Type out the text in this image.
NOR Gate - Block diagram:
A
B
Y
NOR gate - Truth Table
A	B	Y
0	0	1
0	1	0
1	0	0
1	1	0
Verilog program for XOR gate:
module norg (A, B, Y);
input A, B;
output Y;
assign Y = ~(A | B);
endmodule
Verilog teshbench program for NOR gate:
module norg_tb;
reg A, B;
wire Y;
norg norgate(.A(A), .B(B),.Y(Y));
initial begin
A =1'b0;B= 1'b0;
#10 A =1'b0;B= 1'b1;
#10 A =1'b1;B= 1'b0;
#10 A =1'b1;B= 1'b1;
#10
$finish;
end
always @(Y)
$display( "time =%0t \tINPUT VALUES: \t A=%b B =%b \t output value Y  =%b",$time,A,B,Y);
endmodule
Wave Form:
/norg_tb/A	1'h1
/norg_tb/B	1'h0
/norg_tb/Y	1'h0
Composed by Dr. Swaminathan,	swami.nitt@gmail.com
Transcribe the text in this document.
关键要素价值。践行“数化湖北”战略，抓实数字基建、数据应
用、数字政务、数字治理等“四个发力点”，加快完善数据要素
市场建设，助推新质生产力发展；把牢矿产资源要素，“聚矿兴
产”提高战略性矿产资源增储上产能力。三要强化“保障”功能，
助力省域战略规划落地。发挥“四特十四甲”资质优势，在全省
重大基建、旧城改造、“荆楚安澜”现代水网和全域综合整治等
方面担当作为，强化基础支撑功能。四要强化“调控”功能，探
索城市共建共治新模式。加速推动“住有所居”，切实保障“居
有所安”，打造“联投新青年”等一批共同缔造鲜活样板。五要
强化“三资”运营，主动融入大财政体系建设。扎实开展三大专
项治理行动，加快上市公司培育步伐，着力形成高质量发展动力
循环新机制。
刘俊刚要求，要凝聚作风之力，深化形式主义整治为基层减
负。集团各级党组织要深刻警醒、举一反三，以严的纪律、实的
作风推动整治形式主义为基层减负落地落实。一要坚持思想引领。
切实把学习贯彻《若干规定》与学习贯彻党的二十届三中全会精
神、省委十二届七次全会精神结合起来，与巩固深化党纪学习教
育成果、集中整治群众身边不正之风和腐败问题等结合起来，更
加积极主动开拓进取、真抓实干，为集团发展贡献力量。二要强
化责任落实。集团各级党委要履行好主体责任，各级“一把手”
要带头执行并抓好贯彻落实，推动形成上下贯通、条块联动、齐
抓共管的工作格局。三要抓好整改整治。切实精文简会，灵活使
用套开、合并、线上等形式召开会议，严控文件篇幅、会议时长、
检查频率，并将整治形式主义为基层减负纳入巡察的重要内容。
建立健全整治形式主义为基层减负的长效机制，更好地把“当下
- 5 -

*Given problem*.
Extract all of the data exactly as written.

*Task solution*.
Type out the text in this image.
NOR Gate - Block diagram:
A
B
Y
NOR gate - Truth Table
A	B	Y
0	0	1
0	1	0
1	0	0
1	1	0
Verilog program for XOR gate:
module norg (A, B, Y);
input A, B;
output Y;
assign Y = ~(A | B);
endmodule
Verilog teshbench program for NOR gate:
module norg_tb;
reg A, B;
wire Y;
norg norgate(.A(A), .B(B),.Y(Y));
initial begin
A =1'b0;B= 1'b0;
#10 A =1'b0;B= 1'b1;
#10 A =1'b1;B= 1'b0;
#10 A =1'b1;B= 1'b1;
#10
$finish;
end
always @(Y)
$display( "time =%0t \tINPUT VALUES: \t A=%b B =%b \t output value Y  =%b",$time,A,B,Y);
endmodule
Wave Form:
/norg_tb/A	1'h1
/norg_tb/B	1'h0
/norg_tb/Y	1'h0
Composed by Dr. Swaminathan,	swami.nitt@gmail.com
Transcribe the text in this document.
关键要素价值。践行“数化湖北”战略，抓实数字基建、数据应
用、数字政务、数字治理等“四个发力点”，加快完善数据要素
市场建设，助推新质生产力发展；把牢矿产资源要素，“聚矿兴
产”提高战略性矿产资源增储上产能力。三要强化“保障”功能，
助力省域战略规划落地。发挥“四特十四甲”资质优势，在全省
重大基建、旧城改造、“荆楚安澜”现代水网和全域综合整治等
方面担当作为，强化基础支撑功能。四要强化“调控”功能，探
索城市共建共治新模式。加速推动“住有所居”，切实保障“居
有所安”，打造“联投新青年”等一批共同缔造鲜活样板。五要
强化“三资”运营，主动融入大财政体系建设。扎实开展三大专
项治理行动，加快上市公司培育步伐，着力形成高质量发展动力
循环新机制。
刘俊刚要求，要凝聚作风之力，深化形式主义整治为基层减
负。集团各级党组织要深刻警醒、举一反三，以严的纪律、实的
作风推动整治形式主义为基层减负落地落实。一要坚持思想引领。
切实把学习贯彻《若干规定》与学习贯彻党的二十届三中全会精
神、省委十二届七次全会精神结合起来，与巩固深化党纪学习教
育成果、集中整治群众身边不正之风和腐败问题等结合起来，更
加积极主动开拓进取、真抓实干，为集团发展贡献力量。二要强
化责任落实。集团各级党委要履行好主体责任，各级“一把手”
要带头执行并抓好贯彻落实，推动形成上下贯通、条块联动、齐
抓共管的工作格局。三要抓好整改整治。切实精文简会，灵活使
用套开、合并、线上等形式召开会议，严控文件篇幅、会议时长、
检查频率，并将整治形式主义为基层减负纳入巡察的重要内容。
建立健全整治形式主义为基层减负的长效机制，更好地把“当下
- 5 -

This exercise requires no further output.